Look for "with" in the listing below. Gather each line that contains it.
★ ★ ★ ★ ★
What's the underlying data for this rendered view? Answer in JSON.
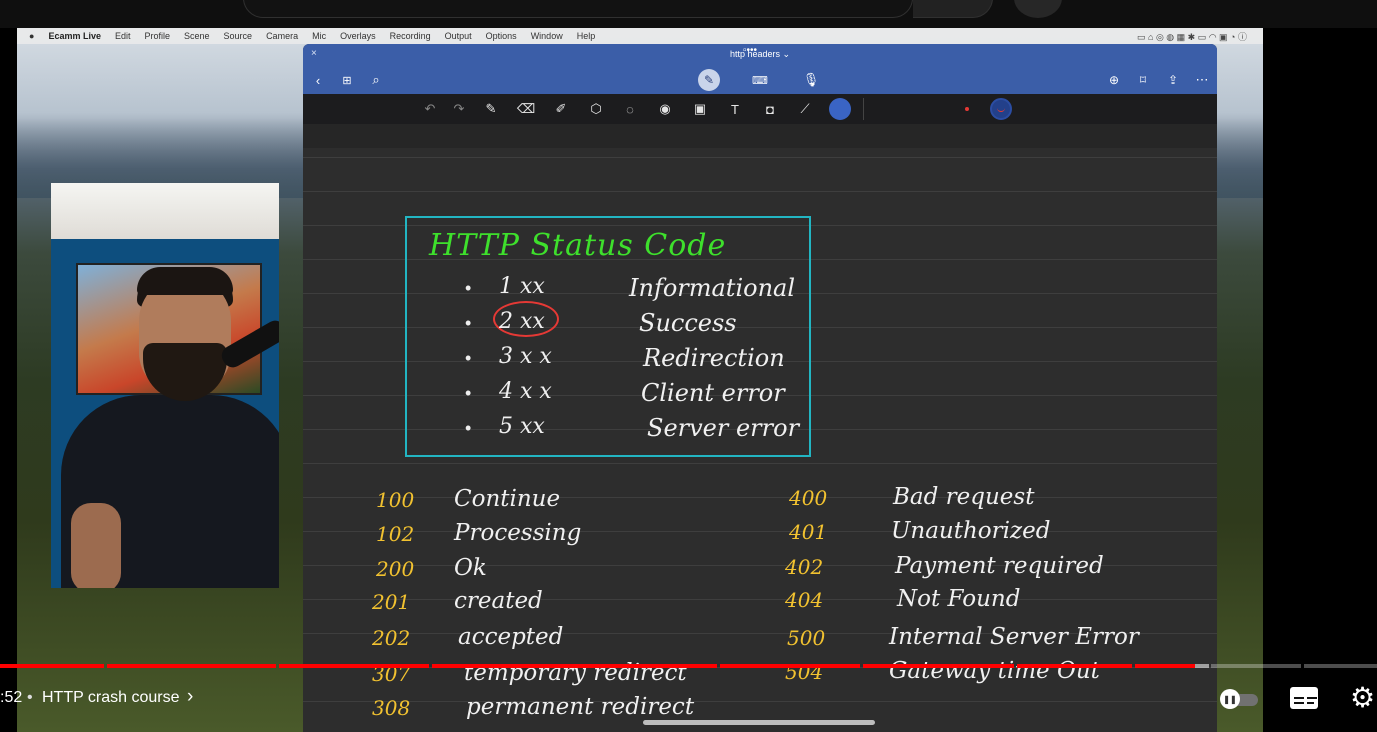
{
  "player": {
    "time_label": ":52",
    "separator": "•",
    "chapter_title": "HTTP crash course",
    "accent_color": "#ff0000",
    "progress_fraction": 0.868
  },
  "menubar": {
    "app": "Ecamm Live",
    "items": [
      "Edit",
      "Profile",
      "Scene",
      "Source",
      "Camera",
      "Mic",
      "Overlays",
      "Recording",
      "Output",
      "Options",
      "Window",
      "Help"
    ]
  },
  "notes_app": {
    "document_title": "http headers",
    "close": "×",
    "toolbar_icons": [
      "back-icon",
      "grid-icon",
      "search-icon",
      "pen-mode-icon",
      "keyboard-icon",
      "mic-icon",
      "new-page-icon",
      "bookmark-icon",
      "share-icon",
      "more-icon"
    ],
    "drawing_tools": [
      "undo-icon",
      "redo-icon",
      "pen-icon",
      "eraser-icon",
      "highlighter-icon",
      "shapes-icon",
      "lasso-icon",
      "laser-icon",
      "image-icon",
      "text-icon",
      "camera-icon",
      "ruler-icon",
      "selection-icon"
    ]
  },
  "notes": {
    "box_title": "HTTP Status Code",
    "categories": [
      {
        "bullet": "•",
        "code": "1 xx",
        "meaning": "Informational"
      },
      {
        "bullet": "•",
        "code": "2 xx",
        "meaning": "Success"
      },
      {
        "bullet": "•",
        "code": "3 x x",
        "meaning": "Redirection"
      },
      {
        "bullet": "•",
        "code": "4 x x",
        "meaning": "Client error"
      },
      {
        "bullet": "•",
        "code": "5 xx",
        "meaning": "Server error"
      }
    ],
    "left_codes": [
      {
        "code": "100",
        "text": "Continue"
      },
      {
        "code": "102",
        "text": "Processing"
      },
      {
        "code": "200",
        "text": "Ok"
      },
      {
        "code": "201",
        "text": "created"
      },
      {
        "code": "202",
        "text": "accepted"
      },
      {
        "code": "307",
        "text": "temporary redirect"
      },
      {
        "code": "308",
        "text": "permanent redirect"
      }
    ],
    "right_codes": [
      {
        "code": "400",
        "text": "Bad request"
      },
      {
        "code": "401",
        "text": "Unauthorized"
      },
      {
        "code": "402",
        "text": "Payment required"
      },
      {
        "code": "404",
        "text": "Not Found"
      },
      {
        "code": "500",
        "text": "Internal Server Error"
      },
      {
        "code": "504",
        "text": "Gateway time Out"
      }
    ],
    "colors": {
      "title": "#3ee02c",
      "box_border": "#22b5c2",
      "codes": "#f2c230",
      "highlight_circle": "#e53935"
    }
  }
}
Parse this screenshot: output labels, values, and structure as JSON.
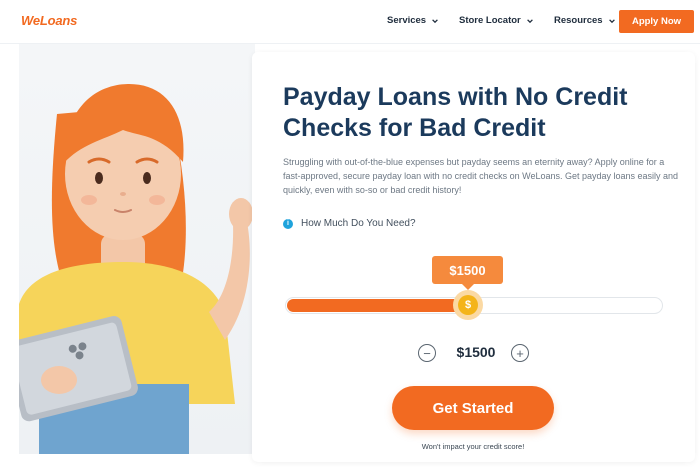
{
  "header": {
    "logo_we": "We",
    "logo_loans": "Loans",
    "nav": [
      {
        "label": "Services"
      },
      {
        "label": "Store Locator"
      },
      {
        "label": "Resources"
      }
    ],
    "apply_label": "Apply Now"
  },
  "hero": {
    "title_line1": "Payday Loans with No Credit",
    "title_line2": "Checks for Bad Credit",
    "subtitle": "Struggling with out-of-the-blue expenses but payday seems an eternity away? Apply online for a fast-approved, secure payday loan with no credit checks on WeLoans. Get payday loans easily and quickly, even with so-so or bad credit history!"
  },
  "calculator": {
    "question": "How Much Do You Need?",
    "info_icon": "i",
    "amount_tip": "$1500",
    "slider_fraction": 0.48,
    "thumb_symbol": "$",
    "minus_symbol": "−",
    "plus_symbol": "+",
    "amount_value": "$1500",
    "cta_label": "Get Started",
    "disclaimer": "Won't impact your credit score!"
  },
  "colors": {
    "accent": "#f26a21",
    "title": "#1b3a5c",
    "info": "#1fa3dc"
  },
  "icons": {
    "nav_chevron": "chevron-down-icon",
    "illustration": "woman-with-tablet-illustration"
  }
}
★ ★ ★ ★ ★
COMPLETED EXERCISE:
    "title_line1": "Payday Loans with No Credit",
    "subtitle": "Struggling with out-of-the-blue expenses but payday seems an eternity away? Apply online for a fast-approved, secure payday loan with no credit checks on WeLoans. Get payday loans easily and quickly, even with so-so or bad credit history!"
    "illustration": "woman-with-tablet-illustration"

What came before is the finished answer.